▶ Instructions for the task: Exclude all pictures, then copy each of the records exactly as written.

▶ Task inputs:

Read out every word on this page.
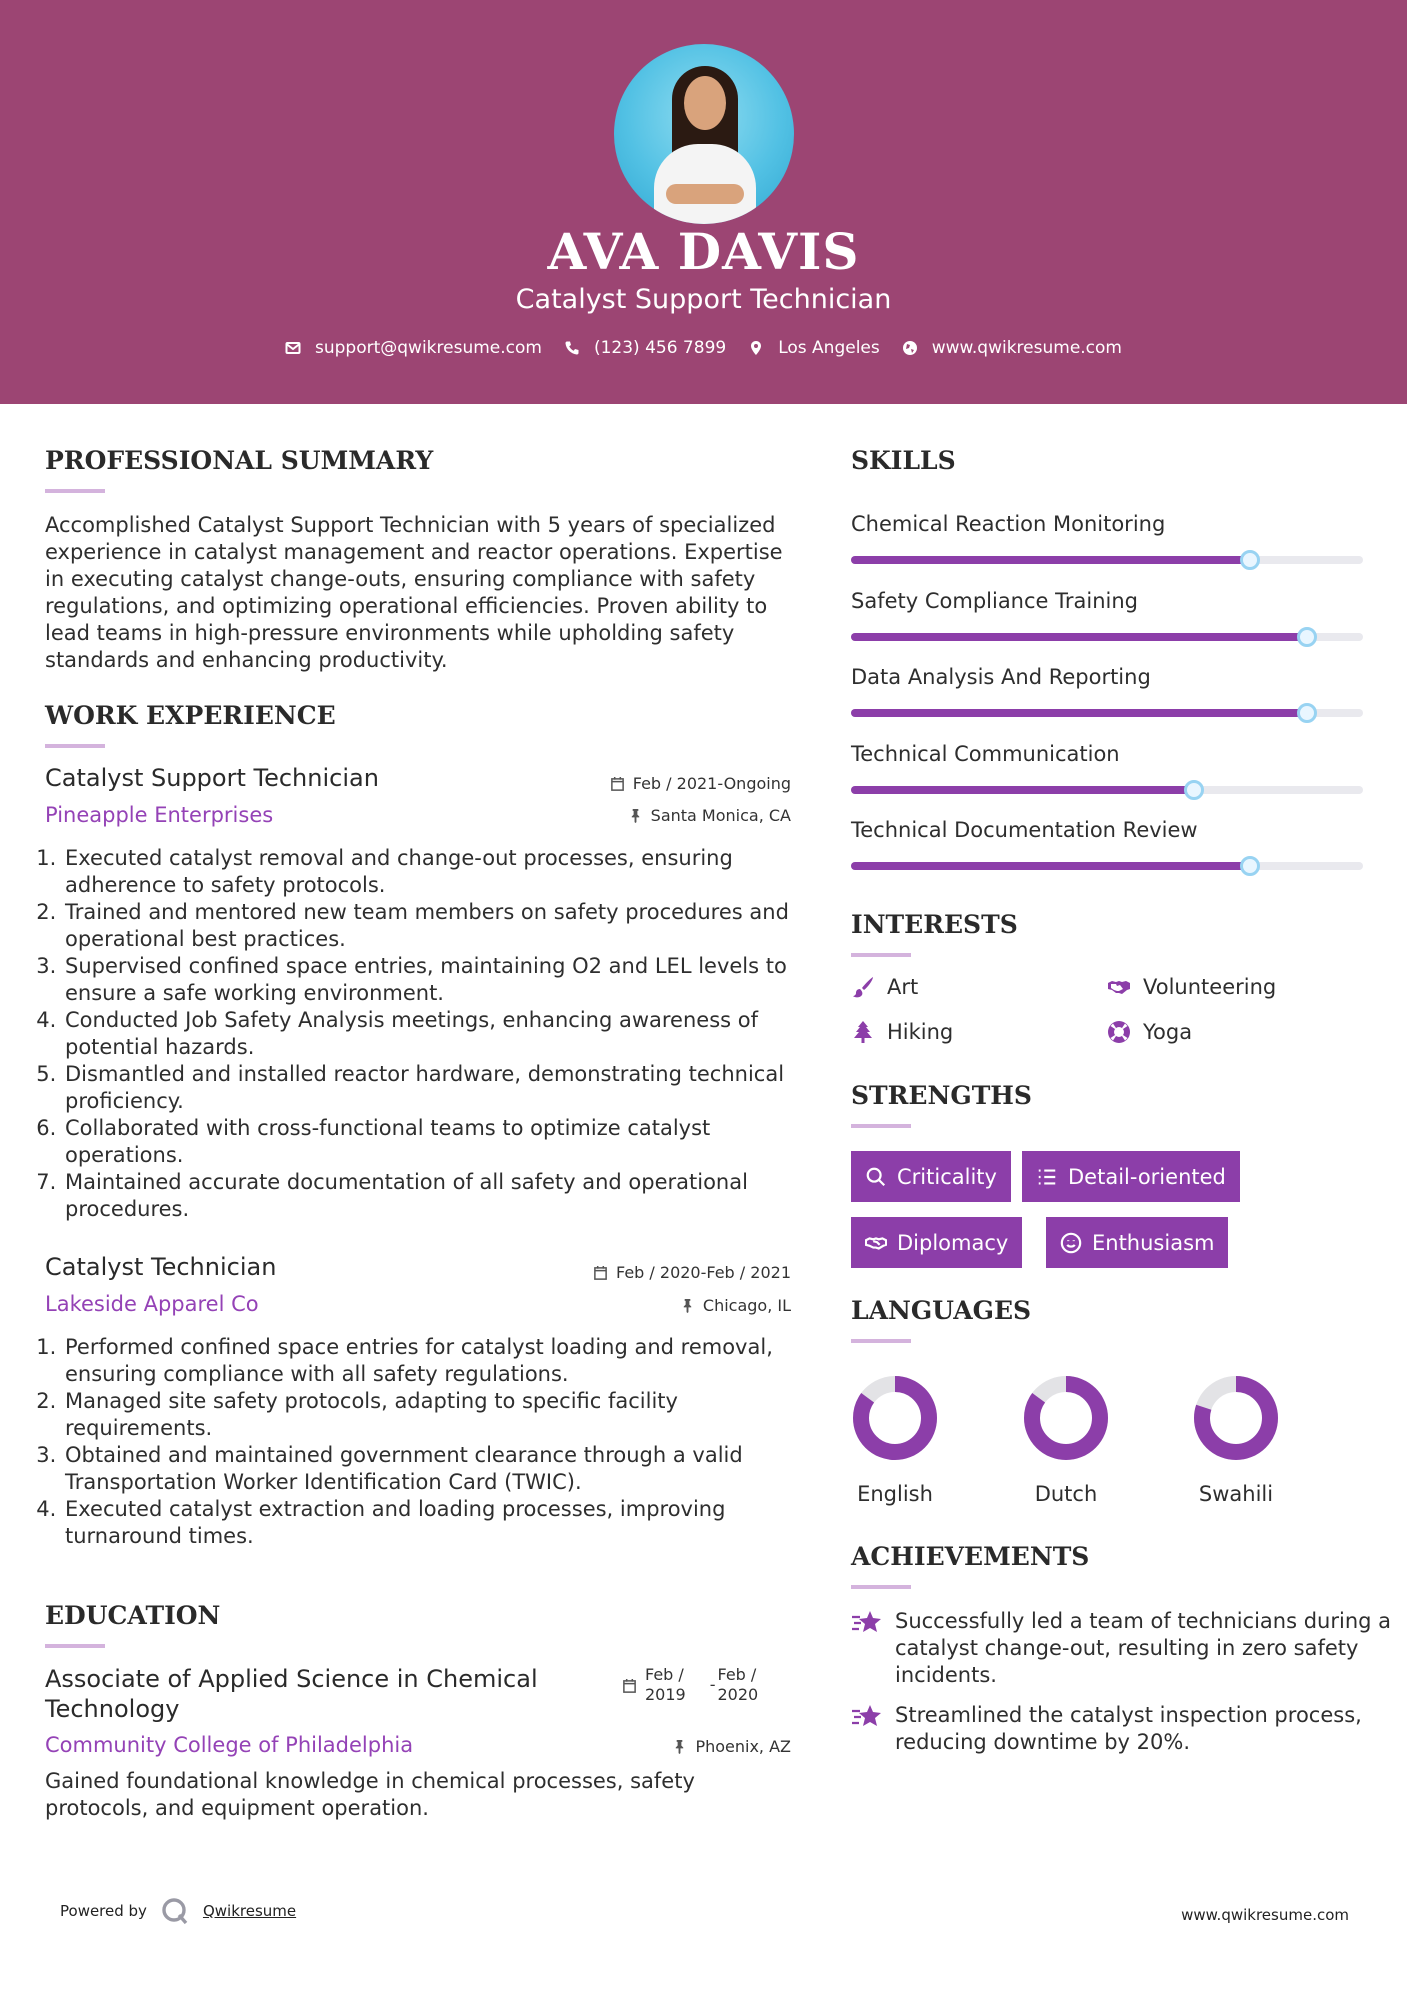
AVA DAVIS
Catalyst Support Technician
support@qwikresume.com	(123) 456 7899	Los Angeles	www.qwikresume.com
PROFESSIONAL SUMMARY
Accomplished Catalyst Support Technician with 5 years of specialized experience in catalyst management and reactor operations. Expertise in executing catalyst change-outs, ensuring compliance with safety regulations, and optimizing operational efficiencies. Proven ability to lead teams in high-pressure environments while upholding safety standards and enhancing productivity.
WORK EXPERIENCE
Catalyst Support Technician	Feb / 2021-Ongoing
Pineapple Enterprises	Santa Monica, CA
1. Executed catalyst removal and change-out processes, ensuring adherence to safety protocols.
2. Trained and mentored new team members on safety procedures and operational best practices.
3. Supervised confined space entries, maintaining O2 and LEL levels to ensure a safe working environment.
4. Conducted Job Safety Analysis meetings, enhancing awareness of potential hazards.
5. Dismantled and installed reactor hardware, demonstrating technical proficiency.
6. Collaborated with cross-functional teams to optimize catalyst operations.
7. Maintained accurate documentation of all safety and operational procedures.
Catalyst Technician	Feb / 2020-Feb / 2021
Lakeside Apparel Co	Chicago, IL
1. Performed confined space entries for catalyst loading and removal, ensuring compliance with all safety regulations.
2. Managed site safety protocols, adapting to specific facility requirements.
3. Obtained and maintained government clearance through a valid Transportation Worker Identification Card (TWIC).
4. Executed catalyst extraction and loading processes, improving turnaround times.
EDUCATION
Associate of Applied Science in Chemical
Technology
Feb /
2019
-
Feb /
2020
Community College of Philadelphia	Phoenix, AZ
Gained foundational knowledge in chemical processes, safety protocols, and equipment operation.
SKILLS
Chemical Reaction Monitoring
Safety Compliance Training
Data Analysis And Reporting
Technical Communication
Technical Documentation Review
INTERESTS
Art	Volunteering
Hiking	Yoga
STRENGTHS
Criticality	Detail-oriented
Diplomacy	Enthusiasm
LANGUAGES
English	Dutch	Swahili
ACHIEVEMENTS
Successfully led a team of technicians during a catalyst change-out, resulting in zero safety incidents.
Streamlined the catalyst inspection process, reducing downtime by 20%.
Powered by	Qwikresume	www.qwikresume.com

▶ Exercise output:
Read out every word on this page.
AVA DAVIS
Catalyst Support Technician
support@qwikresume.com	(123) 456 7899	Los Angeles	www.qwikresume.com
PROFESSIONAL SUMMARY
Accomplished Catalyst Support Technician with 5 years of specialized experience in catalyst management and reactor operations. Expertise in executing catalyst change-outs, ensuring compliance with safety regulations, and optimizing operational efficiencies. Proven ability to lead teams in high-pressure environments while upholding safety standards and enhancing productivity.
WORK EXPERIENCE
Catalyst Support Technician	Feb / 2021-Ongoing
Pineapple Enterprises	Santa Monica, CA
1. Executed catalyst removal and change-out processes, ensuring adherence to safety protocols.
2. Trained and mentored new team members on safety procedures and operational best practices.
3. Supervised confined space entries, maintaining O2 and LEL levels to ensure a safe working environment.
4. Conducted Job Safety Analysis meetings, enhancing awareness of potential hazards.
5. Dismantled and installed reactor hardware, demonstrating technical proficiency.
6. Collaborated with cross-functional teams to optimize catalyst operations.
7. Maintained accurate documentation of all safety and operational procedures.
Catalyst Technician	Feb / 2020-Feb / 2021
Lakeside Apparel Co	Chicago, IL
1. Performed confined space entries for catalyst loading and removal, ensuring compliance with all safety regulations.
2. Managed site safety protocols, adapting to specific facility requirements.
3. Obtained and maintained government clearance through a valid Transportation Worker Identification Card (TWIC).
4. Executed catalyst extraction and loading processes, improving turnaround times.
EDUCATION
Associate of Applied Science in Chemical
Technology
Feb /
2019
-
Feb /
2020
Community College of Philadelphia	Phoenix, AZ
Gained foundational knowledge in chemical processes, safety protocols, and equipment operation.
SKILLS
Chemical Reaction Monitoring
Safety Compliance Training
Data Analysis And Reporting
Technical Communication
Technical Documentation Review
INTERESTS
Art	Volunteering
Hiking	Yoga
STRENGTHS
Criticality	Detail-oriented
Diplomacy	Enthusiasm
LANGUAGES
English	Dutch	Swahili
ACHIEVEMENTS
Successfully led a team of technicians during a catalyst change-out, resulting in zero safety incidents.
Streamlined the catalyst inspection process, reducing downtime by 20%.
Powered by	Qwikresume	www.qwikresume.com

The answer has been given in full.